» Input rows:
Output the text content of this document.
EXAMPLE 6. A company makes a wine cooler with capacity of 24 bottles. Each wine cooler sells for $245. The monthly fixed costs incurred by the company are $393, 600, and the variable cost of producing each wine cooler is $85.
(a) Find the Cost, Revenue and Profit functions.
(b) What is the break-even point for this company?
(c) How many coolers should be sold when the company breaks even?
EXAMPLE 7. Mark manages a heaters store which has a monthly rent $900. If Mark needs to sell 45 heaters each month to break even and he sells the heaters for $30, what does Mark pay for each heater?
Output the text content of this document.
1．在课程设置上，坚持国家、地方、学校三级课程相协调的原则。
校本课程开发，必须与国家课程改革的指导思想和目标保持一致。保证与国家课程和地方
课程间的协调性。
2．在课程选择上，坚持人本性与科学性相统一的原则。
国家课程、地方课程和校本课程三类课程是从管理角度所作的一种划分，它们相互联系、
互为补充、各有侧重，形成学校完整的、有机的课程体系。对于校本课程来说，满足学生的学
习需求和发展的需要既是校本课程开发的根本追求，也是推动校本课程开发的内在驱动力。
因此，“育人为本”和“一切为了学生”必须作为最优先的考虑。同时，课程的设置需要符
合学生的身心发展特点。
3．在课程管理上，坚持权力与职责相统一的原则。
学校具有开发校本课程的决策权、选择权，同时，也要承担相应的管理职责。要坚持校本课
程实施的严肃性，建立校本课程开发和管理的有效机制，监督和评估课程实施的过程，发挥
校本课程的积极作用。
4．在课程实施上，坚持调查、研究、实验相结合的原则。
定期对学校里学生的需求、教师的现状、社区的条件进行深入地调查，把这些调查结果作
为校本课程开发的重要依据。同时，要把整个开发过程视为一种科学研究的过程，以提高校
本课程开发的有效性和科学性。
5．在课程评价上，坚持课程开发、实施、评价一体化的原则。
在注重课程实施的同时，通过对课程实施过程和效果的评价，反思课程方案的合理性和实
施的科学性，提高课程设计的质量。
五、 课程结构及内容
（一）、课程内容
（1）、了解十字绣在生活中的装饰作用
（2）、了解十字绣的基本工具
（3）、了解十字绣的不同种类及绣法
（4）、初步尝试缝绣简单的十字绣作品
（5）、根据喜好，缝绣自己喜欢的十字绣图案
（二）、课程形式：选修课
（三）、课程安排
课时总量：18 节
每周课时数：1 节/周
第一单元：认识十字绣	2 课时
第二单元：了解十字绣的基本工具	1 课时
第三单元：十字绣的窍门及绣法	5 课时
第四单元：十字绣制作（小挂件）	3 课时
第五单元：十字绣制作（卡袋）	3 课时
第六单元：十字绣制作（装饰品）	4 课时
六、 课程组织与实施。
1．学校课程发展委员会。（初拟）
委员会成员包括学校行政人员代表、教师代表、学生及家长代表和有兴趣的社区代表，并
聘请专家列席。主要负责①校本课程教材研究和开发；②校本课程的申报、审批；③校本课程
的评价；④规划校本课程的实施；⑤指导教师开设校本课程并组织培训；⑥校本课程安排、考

» Problem details: Search the data above for lines holding "十字绣制作" and copy each of them.

» Finished exercise:
第四单元：十字绣制作（小挂件）	3 课时
第五单元：十字绣制作（卡袋）	3 课时
第六单元：十字绣制作（装饰品）	4 课时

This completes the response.